> **WHAT TO WORK ON**: Output the records exactly. Include every line.

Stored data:
<<<<

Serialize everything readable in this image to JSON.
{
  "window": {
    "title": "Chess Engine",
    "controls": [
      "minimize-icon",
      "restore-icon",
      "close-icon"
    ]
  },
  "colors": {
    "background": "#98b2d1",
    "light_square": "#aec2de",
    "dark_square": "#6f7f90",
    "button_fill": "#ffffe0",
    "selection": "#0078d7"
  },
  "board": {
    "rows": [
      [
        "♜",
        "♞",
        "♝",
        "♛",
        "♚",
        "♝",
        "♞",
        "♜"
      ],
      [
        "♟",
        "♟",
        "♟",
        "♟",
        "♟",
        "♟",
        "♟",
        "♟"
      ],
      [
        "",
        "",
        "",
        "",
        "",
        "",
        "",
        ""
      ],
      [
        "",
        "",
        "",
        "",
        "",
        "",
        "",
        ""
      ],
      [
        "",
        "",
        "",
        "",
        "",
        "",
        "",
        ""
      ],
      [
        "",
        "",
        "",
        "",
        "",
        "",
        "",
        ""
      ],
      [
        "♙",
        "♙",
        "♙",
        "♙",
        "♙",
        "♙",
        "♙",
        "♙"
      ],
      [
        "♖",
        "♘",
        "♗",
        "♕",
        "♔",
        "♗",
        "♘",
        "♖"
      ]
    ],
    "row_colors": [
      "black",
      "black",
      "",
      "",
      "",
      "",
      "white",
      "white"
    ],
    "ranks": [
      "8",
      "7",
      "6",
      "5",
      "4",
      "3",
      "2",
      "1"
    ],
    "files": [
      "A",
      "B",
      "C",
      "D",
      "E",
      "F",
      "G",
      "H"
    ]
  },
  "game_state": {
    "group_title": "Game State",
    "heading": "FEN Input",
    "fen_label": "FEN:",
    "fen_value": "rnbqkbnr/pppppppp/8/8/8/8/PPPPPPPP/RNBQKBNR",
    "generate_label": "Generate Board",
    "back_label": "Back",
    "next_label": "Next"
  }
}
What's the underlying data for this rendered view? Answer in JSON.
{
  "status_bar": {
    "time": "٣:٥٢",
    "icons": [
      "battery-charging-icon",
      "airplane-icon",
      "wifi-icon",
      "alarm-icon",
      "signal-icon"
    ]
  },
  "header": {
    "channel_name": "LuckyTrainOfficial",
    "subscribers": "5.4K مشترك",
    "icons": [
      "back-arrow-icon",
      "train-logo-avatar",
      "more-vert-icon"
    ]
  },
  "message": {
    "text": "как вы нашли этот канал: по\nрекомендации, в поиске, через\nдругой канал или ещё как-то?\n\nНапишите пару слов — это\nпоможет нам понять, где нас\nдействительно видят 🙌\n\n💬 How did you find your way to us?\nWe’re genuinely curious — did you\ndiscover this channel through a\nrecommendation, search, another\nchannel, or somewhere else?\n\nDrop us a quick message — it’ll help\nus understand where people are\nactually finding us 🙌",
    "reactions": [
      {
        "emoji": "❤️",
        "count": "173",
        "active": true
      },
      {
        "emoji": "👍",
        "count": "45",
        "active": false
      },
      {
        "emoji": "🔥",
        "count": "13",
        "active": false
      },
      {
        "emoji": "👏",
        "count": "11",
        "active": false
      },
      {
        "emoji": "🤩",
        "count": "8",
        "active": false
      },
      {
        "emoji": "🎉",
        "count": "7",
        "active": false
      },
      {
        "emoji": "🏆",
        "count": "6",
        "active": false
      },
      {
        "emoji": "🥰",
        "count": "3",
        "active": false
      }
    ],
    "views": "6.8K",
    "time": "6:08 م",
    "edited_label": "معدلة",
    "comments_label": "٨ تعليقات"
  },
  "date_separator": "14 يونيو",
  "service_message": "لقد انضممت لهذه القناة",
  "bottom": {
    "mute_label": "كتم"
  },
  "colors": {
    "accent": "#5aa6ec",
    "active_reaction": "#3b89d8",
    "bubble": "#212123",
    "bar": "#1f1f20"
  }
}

>>>>

> **RESULT OF THE TASK**:
Serialize everything readable in this image to JSON.
{
  "window": {
    "title": "Chess Engine",
    "controls": [
      "minimize-icon",
      "restore-icon",
      "close-icon"
    ]
  },
  "colors": {
    "background": "#98b2d1",
    "light_square": "#aec2de",
    "dark_square": "#6f7f90",
    "button_fill": "#ffffe0",
    "selection": "#0078d7"
  },
  "board": {
    "rows": [
      [
        "♜",
        "♞",
        "♝",
        "♛",
        "♚",
        "♝",
        "♞",
        "♜"
      ],
      [
        "♟",
        "♟",
        "♟",
        "♟",
        "♟",
        "♟",
        "♟",
        "♟"
      ],
      [
        "",
        "",
        "",
        "",
        "",
        "",
        "",
        ""
      ],
      [
        "",
        "",
        "",
        "",
        "",
        "",
        "",
        ""
      ],
      [
        "",
        "",
        "",
        "",
        "",
        "",
        "",
        ""
      ],
      [
        "",
        "",
        "",
        "",
        "",
        "",
        "",
        ""
      ],
      [
        "♙",
        "♙",
        "♙",
        "♙",
        "♙",
        "♙",
        "♙",
        "♙"
      ],
      [
        "♖",
        "♘",
        "♗",
        "♕",
        "♔",
        "♗",
        "♘",
        "♖"
      ]
    ],
    "row_colors": [
      "black",
      "black",
      "",
      "",
      "",
      "",
      "white",
      "white"
    ],
    "ranks": [
      "8",
      "7",
      "6",
      "5",
      "4",
      "3",
      "2",
      "1"
    ],
    "files": [
      "A",
      "B",
      "C",
      "D",
      "E",
      "F",
      "G",
      "H"
    ]
  },
  "game_state": {
    "group_title": "Game State",
    "heading": "FEN Input",
    "fen_label": "FEN:",
    "fen_value": "rnbqkbnr/pppppppp/8/8/8/8/PPPPPPPP/RNBQKBNR",
    "generate_label": "Generate Board",
    "back_label": "Back",
    "next_label": "Next"
  }
}
What's the underlying data for this rendered view? Answer in JSON.
{
  "status_bar": {
    "time": "٣:٥٢",
    "icons": [
      "battery-charging-icon",
      "airplane-icon",
      "wifi-icon",
      "alarm-icon",
      "signal-icon"
    ]
  },
  "header": {
    "channel_name": "LuckyTrainOfficial",
    "subscribers": "5.4K مشترك",
    "icons": [
      "back-arrow-icon",
      "train-logo-avatar",
      "more-vert-icon"
    ]
  },
  "message": {
    "text": "как вы нашли этот канал: по\nрекомендации, в поиске, через\nдругой канал или ещё как-то?\n\nНапишите пару слов — это\nпоможет нам понять, где нас\nдействительно видят 🙌\n\n💬 How did you find your way to us?\nWe’re genuinely curious — did you\ndiscover this channel through a\nrecommendation, search, another\nchannel, or somewhere else?\n\nDrop us a quick message — it’ll help\nus understand where people are\nactually finding us 🙌",
    "reactions": [
      {
        "emoji": "❤️",
        "count": "173",
        "active": true
      },
      {
        "emoji": "👍",
        "count": "45",
        "active": false
      },
      {
        "emoji": "🔥",
        "count": "13",
        "active": false
      },
      {
        "emoji": "👏",
        "count": "11",
        "active": false
      },
      {
        "emoji": "🤩",
        "count": "8",
        "active": false
      },
      {
        "emoji": "🎉",
        "count": "7",
        "active": false
      },
      {
        "emoji": "🏆",
        "count": "6",
        "active": false
      },
      {
        "emoji": "🥰",
        "count": "3",
        "active": false
      }
    ],
    "views": "6.8K",
    "time": "6:08 م",
    "edited_label": "معدلة",
    "comments_label": "٨ تعليقات"
  },
  "date_separator": "14 يونيو",
  "service_message": "لقد انضممت لهذه القناة",
  "bottom": {
    "mute_label": "كتم"
  },
  "colors": {
    "accent": "#5aa6ec",
    "active_reaction": "#3b89d8",
    "bubble": "#212123",
    "bar": "#1f1f20"
  }
}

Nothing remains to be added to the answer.